■ Information supplied:
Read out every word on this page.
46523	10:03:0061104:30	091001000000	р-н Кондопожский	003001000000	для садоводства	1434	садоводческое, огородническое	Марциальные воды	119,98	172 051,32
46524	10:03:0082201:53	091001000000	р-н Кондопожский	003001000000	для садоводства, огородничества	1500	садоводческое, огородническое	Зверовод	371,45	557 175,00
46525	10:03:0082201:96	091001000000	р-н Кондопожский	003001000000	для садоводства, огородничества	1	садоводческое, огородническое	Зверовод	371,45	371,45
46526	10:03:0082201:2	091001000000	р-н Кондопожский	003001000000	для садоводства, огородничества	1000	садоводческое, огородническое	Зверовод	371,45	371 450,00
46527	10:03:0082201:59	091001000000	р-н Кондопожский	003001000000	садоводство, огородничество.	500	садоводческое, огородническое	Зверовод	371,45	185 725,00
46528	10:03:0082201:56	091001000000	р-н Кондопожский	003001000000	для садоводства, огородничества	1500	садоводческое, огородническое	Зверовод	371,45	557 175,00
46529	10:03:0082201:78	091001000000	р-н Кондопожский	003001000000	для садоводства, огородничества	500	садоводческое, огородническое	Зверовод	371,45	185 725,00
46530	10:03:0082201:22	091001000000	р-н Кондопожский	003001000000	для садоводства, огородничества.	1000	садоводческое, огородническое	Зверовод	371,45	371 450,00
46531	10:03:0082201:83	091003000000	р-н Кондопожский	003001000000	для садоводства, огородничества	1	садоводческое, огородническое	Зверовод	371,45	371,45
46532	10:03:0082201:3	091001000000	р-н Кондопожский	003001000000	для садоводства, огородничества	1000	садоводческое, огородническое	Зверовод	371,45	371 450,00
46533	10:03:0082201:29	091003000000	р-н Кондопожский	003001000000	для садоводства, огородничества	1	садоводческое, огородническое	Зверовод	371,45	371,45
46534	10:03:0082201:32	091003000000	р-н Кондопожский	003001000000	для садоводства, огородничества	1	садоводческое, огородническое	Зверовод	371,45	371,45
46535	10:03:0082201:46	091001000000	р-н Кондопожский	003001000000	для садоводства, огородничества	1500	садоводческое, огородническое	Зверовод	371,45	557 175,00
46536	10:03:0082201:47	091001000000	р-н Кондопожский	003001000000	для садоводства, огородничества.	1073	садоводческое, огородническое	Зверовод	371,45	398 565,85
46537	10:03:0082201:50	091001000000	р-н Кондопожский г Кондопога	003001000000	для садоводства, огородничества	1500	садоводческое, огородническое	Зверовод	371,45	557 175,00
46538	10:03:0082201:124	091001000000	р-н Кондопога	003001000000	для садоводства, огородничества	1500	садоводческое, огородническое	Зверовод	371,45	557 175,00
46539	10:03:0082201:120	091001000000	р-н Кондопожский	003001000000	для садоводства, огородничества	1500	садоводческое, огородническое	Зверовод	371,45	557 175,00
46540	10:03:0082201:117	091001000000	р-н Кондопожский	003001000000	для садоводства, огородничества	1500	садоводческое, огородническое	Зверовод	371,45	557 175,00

■ To be done: Select every line above that contains the word "Кондопога", and copy it.

■ In response:
46537	10:03:0082201:50	091001000000	р-н Кондопожский г Кондопога	003001000000	для садоводства, огородничества	1500	садоводческое, огородническое	Зверовод	371,45	557 175,00
46538	10:03:0082201:124	091001000000	р-н Кондопога	003001000000	для садоводства, огородничества	1500	садоводческое, огородническое	Зверовод	371,45	557 175,00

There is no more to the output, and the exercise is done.